** WRITTEN PROBLEM 1 **
Name the five functions that the STREAMS text says were added to the SVR3 and SVR4 kernels to support STREAMS.

** PAGE TEXT **
## begin
Be careful not to confuse this usage of the word stream with our previous usage of it in the standard I/O library (Section 5.2). The streams mechanism was developed by Dennis Ritchie [Ritchie 1984] as a way of cleaning up the traditional character I/O system (c-lists) and to accommodate networking protocols. The streams mechanism was later added to SVR3, after enhancing it a bit and capitalizing the name. Complete support for STREAMS (i.e., a STREAMS-based terminal I/O system) was provided with SVR4. The SVR4 implementation is described in [AT&T 1990d]. Rago [1993] discusses both user-level STREAMS programming and kernel-level STREAMS programming.

STREAMS is an optional feature in the Single UNIX Specification (included as the XSI STREAMS Option Group). Of the four platforms discussed in this text, only Solaris provides native support for STREAMS. A STREAMS subsystem is available for Linux, but you need to add it yourself. It is not usually included by default.

A stream provides a full-duplex path between a user process and a device driver. There is no need for a stream to talk to a hardware device; a stream can also be used with a pseudo-device driver. Figure 14.13 shows the basic picture for what is called a simple stream.

Figure 14.13. A simple stream

Beneath the stream head, we can push processing modules onto the stream. This is done using an ioctl command. Figure 14.14 shows a stream with a single processing module. We also show the connection between these boxes with two arrows to stress the full-duplex nature of streams and to emphasize that the processing in one direction is separate from the processing in the other direction.

Figure 14.14. A stream with a processing module

Any number of processing modules can be pushed onto a stream. We use the term push, because each new module goes beneath the stream head, pushing any previously pushed modules down. (This is similar to a last-in, first-out stack.) In Figure 14.14, we have labeled the downstream and upstream sides of the stream. Data that we write to a stream head is sent downstream. Data read by the device driver is sent upstream.

STREAMS modules are similar to device drivers in that they execute as part of the kernel, and they are normally link edited into the kernel when the kernel is built. If the system supports dynamically-loadable kernel modules (as do Linux and Solaris), then we can take a STREAMS module that has not been link edited into the kernel and try to push it onto a stream; however, there is no guarantee that arbitrary combinations of modules and drivers will work properly together.

We access a stream with the functions from Chapter 3: open, close, read, write, and ioctl. Additionally, three new functions were added to the SVR3 kernel to support STREAMS (getmsg, putmsg, and poll), and another two (getpmsg and putpmsg) were added with SVR4 to handle messages with different priority bands within a stream. We describe these five new functions later in this section.

The pathname that we open for a stream normally lives beneath the /dev directory. Simply looking at the device name using ls -l, we can't tell whether the device is a STREAMS device. All STREAMS devices are character special files.
## end
** PROVIDED ENTRIES **
## begin
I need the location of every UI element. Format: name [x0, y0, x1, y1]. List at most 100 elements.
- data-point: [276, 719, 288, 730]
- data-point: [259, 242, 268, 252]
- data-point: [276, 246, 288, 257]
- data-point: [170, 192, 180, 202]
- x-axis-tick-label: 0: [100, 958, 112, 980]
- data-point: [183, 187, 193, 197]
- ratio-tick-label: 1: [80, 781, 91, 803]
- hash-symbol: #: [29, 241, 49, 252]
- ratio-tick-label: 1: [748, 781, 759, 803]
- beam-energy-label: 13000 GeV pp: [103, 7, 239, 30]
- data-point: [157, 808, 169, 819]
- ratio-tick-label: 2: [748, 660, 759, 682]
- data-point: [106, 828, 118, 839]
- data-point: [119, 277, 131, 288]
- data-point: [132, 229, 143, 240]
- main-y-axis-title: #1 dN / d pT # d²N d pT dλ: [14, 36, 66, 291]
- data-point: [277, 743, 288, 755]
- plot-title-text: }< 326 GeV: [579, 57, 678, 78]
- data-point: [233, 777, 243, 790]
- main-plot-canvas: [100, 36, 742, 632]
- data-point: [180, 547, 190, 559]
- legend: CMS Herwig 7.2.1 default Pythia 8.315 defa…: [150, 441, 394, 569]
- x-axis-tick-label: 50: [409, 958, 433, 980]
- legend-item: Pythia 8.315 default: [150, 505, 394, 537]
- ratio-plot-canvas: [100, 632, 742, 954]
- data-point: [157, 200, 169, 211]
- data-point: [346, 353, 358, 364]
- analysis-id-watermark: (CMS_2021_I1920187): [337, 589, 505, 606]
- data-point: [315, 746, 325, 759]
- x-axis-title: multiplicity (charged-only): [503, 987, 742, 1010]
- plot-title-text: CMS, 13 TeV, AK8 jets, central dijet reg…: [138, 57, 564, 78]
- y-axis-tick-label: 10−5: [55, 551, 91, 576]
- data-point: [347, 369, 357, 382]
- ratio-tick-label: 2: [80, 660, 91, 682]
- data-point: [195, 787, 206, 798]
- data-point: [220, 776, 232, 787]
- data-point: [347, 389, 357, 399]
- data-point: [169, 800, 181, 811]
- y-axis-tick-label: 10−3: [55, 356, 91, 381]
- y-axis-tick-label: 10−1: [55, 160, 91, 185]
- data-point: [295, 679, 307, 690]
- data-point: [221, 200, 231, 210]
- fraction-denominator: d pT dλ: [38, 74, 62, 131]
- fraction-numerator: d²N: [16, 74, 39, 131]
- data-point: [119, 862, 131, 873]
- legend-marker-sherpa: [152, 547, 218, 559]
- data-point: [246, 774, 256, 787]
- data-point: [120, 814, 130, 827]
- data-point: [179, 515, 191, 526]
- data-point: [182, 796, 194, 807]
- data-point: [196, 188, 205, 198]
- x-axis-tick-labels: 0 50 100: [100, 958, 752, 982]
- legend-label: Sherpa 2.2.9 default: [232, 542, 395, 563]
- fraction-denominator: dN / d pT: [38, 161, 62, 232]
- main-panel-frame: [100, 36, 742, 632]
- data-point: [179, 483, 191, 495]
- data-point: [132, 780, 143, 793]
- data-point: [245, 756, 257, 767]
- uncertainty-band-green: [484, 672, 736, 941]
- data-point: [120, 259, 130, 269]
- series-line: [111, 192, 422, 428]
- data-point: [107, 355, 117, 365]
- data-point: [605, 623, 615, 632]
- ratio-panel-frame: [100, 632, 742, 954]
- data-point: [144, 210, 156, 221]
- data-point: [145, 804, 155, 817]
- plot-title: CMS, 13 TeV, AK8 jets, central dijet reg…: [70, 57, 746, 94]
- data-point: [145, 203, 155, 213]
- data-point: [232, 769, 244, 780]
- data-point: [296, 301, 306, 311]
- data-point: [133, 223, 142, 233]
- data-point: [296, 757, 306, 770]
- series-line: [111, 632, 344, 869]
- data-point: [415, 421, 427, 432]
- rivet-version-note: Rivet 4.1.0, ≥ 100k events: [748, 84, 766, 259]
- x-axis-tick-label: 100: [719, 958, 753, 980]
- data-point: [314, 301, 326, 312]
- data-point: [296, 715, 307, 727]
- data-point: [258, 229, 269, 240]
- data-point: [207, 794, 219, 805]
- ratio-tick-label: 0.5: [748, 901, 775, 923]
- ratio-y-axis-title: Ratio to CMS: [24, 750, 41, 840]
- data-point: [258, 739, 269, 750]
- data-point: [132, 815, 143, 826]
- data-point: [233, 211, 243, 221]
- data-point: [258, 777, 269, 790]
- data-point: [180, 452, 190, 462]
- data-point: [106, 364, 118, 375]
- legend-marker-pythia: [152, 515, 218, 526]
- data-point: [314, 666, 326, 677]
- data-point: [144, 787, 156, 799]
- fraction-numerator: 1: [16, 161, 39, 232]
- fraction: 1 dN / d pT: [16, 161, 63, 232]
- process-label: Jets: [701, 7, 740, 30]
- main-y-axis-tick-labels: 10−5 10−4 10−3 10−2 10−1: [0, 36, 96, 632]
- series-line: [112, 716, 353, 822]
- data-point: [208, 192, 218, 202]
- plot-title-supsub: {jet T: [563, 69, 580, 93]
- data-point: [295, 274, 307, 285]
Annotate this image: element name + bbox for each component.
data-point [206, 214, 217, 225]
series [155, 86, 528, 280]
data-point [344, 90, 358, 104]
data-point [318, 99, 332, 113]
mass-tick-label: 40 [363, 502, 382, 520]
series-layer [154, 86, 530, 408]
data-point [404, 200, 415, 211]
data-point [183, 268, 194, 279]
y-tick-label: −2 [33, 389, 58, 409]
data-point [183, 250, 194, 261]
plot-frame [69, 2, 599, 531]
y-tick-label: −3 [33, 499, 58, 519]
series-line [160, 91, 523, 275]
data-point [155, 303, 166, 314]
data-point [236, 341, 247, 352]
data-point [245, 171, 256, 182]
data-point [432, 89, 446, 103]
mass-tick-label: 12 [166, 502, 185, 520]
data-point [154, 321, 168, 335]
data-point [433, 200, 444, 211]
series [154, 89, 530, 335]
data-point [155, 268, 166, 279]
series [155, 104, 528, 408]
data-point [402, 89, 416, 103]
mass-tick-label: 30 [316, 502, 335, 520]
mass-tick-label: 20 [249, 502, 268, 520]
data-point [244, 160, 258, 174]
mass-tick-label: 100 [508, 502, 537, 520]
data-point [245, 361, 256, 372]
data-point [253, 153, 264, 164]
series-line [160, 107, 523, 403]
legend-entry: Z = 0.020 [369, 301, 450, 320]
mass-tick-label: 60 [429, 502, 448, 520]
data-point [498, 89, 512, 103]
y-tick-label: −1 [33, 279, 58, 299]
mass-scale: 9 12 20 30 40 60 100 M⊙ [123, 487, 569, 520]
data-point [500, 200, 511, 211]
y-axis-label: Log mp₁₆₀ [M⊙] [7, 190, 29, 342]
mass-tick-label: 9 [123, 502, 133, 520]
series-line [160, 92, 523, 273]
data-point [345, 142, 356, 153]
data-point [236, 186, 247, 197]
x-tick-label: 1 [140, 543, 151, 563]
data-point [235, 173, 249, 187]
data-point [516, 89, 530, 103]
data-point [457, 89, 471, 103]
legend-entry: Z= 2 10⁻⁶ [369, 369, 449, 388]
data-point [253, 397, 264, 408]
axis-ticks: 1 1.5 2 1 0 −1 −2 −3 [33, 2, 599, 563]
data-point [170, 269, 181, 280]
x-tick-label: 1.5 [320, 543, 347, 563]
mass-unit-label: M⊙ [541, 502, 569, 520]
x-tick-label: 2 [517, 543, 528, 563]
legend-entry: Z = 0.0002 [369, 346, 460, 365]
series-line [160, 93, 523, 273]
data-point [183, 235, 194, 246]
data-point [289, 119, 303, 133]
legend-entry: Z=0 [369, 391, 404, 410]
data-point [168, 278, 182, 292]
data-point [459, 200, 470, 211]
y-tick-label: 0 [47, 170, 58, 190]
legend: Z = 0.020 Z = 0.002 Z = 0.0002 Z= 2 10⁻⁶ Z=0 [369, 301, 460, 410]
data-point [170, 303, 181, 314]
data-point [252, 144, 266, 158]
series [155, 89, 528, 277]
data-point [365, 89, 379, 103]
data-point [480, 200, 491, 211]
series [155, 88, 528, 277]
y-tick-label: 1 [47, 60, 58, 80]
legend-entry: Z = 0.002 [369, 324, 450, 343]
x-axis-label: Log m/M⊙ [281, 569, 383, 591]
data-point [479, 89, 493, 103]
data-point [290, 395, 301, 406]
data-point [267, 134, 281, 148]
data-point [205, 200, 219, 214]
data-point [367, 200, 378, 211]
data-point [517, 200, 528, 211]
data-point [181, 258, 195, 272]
## end
** WRITTEN PROBLEM 2 **
Rewrite the listing from its first line down through the line containing "- data-point: [180, 547, 190, 559]", swapping "ratio-tick-label" for "ratio-axis-label" and keeping everything else the same.

** FINAL ANSWER 1 **
getmsg, putmsg, poll, getpmsg, putpmsg

** FINAL ANSWER 2 **
I need the location of every UI element. Format: name [x0, y0, x1, y1]. List at most 100 elements.
- data-point: [276, 719, 288, 730]
- data-point: [259, 242, 268, 252]
- data-point: [276, 246, 288, 257]
- data-point: [170, 192, 180, 202]
- x-axis-tick-label: 0: [100, 958, 112, 980]
- data-point: [183, 187, 193, 197]
- ratio-axis-label: 1: [80, 781, 91, 803]
- hash-symbol: #: [29, 241, 49, 252]
- ratio-axis-label: 1: [748, 781, 759, 803]
- beam-energy-label: 13000 GeV pp: [103, 7, 239, 30]
- data-point: [157, 808, 169, 819]
- ratio-axis-label: 2: [748, 660, 759, 682]
- data-point: [106, 828, 118, 839]
- data-point: [119, 277, 131, 288]
- data-point: [132, 229, 143, 240]
- main-y-axis-title: #1 dN / d pT # d²N d pT dλ: [14, 36, 66, 291]
- data-point: [277, 743, 288, 755]
- plot-title-text: }< 326 GeV: [579, 57, 678, 78]
- data-point: [233, 777, 243, 790]
- main-plot-canvas: [100, 36, 742, 632]
- data-point: [180, 547, 190, 559]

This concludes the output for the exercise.